## Task to complete:
Are you able to quote each entry exactly as written?

## Data shown:
■ ■ ■

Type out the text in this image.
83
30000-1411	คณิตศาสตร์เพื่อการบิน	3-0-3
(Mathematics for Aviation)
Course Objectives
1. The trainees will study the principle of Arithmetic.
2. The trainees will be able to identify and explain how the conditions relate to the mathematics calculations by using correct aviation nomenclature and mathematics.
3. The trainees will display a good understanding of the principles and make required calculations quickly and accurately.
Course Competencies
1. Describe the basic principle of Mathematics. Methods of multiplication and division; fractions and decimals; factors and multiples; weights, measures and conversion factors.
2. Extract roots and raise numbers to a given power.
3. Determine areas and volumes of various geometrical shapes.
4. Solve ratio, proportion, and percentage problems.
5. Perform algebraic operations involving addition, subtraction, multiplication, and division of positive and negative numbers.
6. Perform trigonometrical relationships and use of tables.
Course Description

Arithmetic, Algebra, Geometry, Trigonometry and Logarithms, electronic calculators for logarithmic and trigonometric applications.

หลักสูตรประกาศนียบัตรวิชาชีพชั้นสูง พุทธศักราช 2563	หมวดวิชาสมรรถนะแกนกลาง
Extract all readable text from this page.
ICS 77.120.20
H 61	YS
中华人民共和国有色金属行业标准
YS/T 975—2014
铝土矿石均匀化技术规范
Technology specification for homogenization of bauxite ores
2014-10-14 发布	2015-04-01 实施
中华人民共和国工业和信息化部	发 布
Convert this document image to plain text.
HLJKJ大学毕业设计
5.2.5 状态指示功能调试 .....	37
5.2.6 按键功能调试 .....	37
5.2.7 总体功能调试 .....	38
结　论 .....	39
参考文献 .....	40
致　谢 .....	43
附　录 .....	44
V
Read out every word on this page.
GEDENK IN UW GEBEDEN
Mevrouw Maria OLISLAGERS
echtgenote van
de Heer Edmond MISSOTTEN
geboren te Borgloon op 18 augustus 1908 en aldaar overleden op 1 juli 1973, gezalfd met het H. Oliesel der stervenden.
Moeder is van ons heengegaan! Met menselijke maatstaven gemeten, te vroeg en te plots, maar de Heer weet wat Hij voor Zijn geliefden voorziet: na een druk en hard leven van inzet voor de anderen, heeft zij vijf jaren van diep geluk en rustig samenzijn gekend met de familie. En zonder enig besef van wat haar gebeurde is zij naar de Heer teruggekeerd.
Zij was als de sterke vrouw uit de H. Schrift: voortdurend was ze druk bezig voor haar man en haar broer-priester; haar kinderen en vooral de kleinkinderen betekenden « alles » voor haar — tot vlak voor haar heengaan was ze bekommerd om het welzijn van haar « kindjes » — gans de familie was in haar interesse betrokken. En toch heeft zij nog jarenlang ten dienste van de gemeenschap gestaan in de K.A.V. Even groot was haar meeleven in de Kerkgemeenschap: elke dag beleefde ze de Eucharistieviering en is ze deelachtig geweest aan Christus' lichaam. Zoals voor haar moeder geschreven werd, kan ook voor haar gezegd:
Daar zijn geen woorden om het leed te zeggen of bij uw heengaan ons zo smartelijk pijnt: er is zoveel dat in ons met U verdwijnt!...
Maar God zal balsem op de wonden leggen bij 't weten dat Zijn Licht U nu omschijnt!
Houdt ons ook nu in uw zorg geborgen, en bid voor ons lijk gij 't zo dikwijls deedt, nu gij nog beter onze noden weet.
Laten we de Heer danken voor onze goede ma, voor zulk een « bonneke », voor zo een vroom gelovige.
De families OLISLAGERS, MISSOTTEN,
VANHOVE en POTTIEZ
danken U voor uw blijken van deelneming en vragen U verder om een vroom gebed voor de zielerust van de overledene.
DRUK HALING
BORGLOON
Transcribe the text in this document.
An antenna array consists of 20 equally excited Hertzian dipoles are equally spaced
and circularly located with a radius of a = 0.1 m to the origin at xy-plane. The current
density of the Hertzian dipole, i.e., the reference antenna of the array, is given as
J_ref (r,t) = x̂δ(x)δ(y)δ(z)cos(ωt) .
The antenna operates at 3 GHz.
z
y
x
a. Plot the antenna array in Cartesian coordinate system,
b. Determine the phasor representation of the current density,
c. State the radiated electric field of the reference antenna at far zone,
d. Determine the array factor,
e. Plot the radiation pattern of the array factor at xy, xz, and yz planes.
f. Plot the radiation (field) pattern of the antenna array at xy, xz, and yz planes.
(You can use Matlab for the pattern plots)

■ ■ ■

## Final result:
Type out the text in this image.
83
30000-1411	คณิตศาสตร์เพื่อการบิน	3-0-3
(Mathematics for Aviation)
Course Objectives
1. The trainees will study the principle of Arithmetic.
2. The trainees will be able to identify and explain how the conditions relate to the mathematics calculations by using correct aviation nomenclature and mathematics.
3. The trainees will display a good understanding of the principles and make required calculations quickly and accurately.
Course Competencies
1. Describe the basic principle of Mathematics. Methods of multiplication and division; fractions and decimals; factors and multiples; weights, measures and conversion factors.
2. Extract roots and raise numbers to a given power.
3. Determine areas and volumes of various geometrical shapes.
4. Solve ratio, proportion, and percentage problems.
5. Perform algebraic operations involving addition, subtraction, multiplication, and division of positive and negative numbers.
6. Perform trigonometrical relationships and use of tables.
Course Description

Arithmetic, Algebra, Geometry, Trigonometry and Logarithms, electronic calculators for logarithmic and trigonometric applications.

หลักสูตรประกาศนียบัตรวิชาชีพชั้นสูง พุทธศักราช 2563	หมวดวิชาสมรรถนะแกนกลาง
Extract all readable text from this page.
ICS 77.120.20
H 61	YS
中华人民共和国有色金属行业标准
YS/T 975—2014
铝土矿石均匀化技术规范
Technology specification for homogenization of bauxite ores
2014-10-14 发布	2015-04-01 实施
中华人民共和国工业和信息化部	发 布
Convert this document image to plain text.
HLJKJ大学毕业设计
5.2.5 状态指示功能调试 .....	37
5.2.6 按键功能调试 .....	37
5.2.7 总体功能调试 .....	38
结　论 .....	39
参考文献 .....	40
致　谢 .....	43
附　录 .....	44
V
Read out every word on this page.
GEDENK IN UW GEBEDEN
Mevrouw Maria OLISLAGERS
echtgenote van
de Heer Edmond MISSOTTEN
geboren te Borgloon op 18 augustus 1908 en aldaar overleden op 1 juli 1973, gezalfd met het H. Oliesel der stervenden.
Moeder is van ons heengegaan! Met menselijke maatstaven gemeten, te vroeg en te plots, maar de Heer weet wat Hij voor Zijn geliefden voorziet: na een druk en hard leven van inzet voor de anderen, heeft zij vijf jaren van diep geluk en rustig samenzijn gekend met de familie. En zonder enig besef van wat haar gebeurde is zij naar de Heer teruggekeerd.
Zij was als de sterke vrouw uit de H. Schrift: voortdurend was ze druk bezig voor haar man en haar broer-priester; haar kinderen en vooral de kleinkinderen betekenden « alles » voor haar — tot vlak voor haar heengaan was ze bekommerd om het welzijn van haar « kindjes » — gans de familie was in haar interesse betrokken. En toch heeft zij nog jarenlang ten dienste van de gemeenschap gestaan in de K.A.V. Even groot was haar meeleven in de Kerkgemeenschap: elke dag beleefde ze de Eucharistieviering en is ze deelachtig geweest aan Christus' lichaam. Zoals voor haar moeder geschreven werd, kan ook voor haar gezegd:
Daar zijn geen woorden om het leed te zeggen of bij uw heengaan ons zo smartelijk pijnt: er is zoveel dat in ons met U verdwijnt!...
Maar God zal balsem op de wonden leggen bij 't weten dat Zijn Licht U nu omschijnt!
Houdt ons ook nu in uw zorg geborgen, en bid voor ons lijk gij 't zo dikwijls deedt, nu gij nog beter onze noden weet.
Laten we de Heer danken voor onze goede ma, voor zulk een « bonneke », voor zo een vroom gelovige.
De families OLISLAGERS, MISSOTTEN,
VANHOVE en POTTIEZ
danken U voor uw blijken van deelneming en vragen U verder om een vroom gebed voor de zielerust van de overledene.
DRUK HALING
BORGLOON
Transcribe the text in this document.
An antenna array consists of 20 equally excited Hertzian dipoles are equally spaced
and circularly located with a radius of a = 0.1 m to the origin at xy-plane. The current
density of the Hertzian dipole, i.e., the reference antenna of the array, is given as
J_ref (r,t) = x̂δ(x)δ(y)δ(z)cos(ωt) .
The antenna operates at 3 GHz.
z
y
x
a. Plot the antenna array in Cartesian coordinate system,
b. Determine the phasor representation of the current density,
c. State the radiated electric field of the reference antenna at far zone,
d. Determine the array factor,
e. Plot the radiation pattern of the array factor at xy, xz, and yz planes.
f. Plot the radiation (field) pattern of the antenna array at xy, xz, and yz planes.
(You can use Matlab for the pattern plots)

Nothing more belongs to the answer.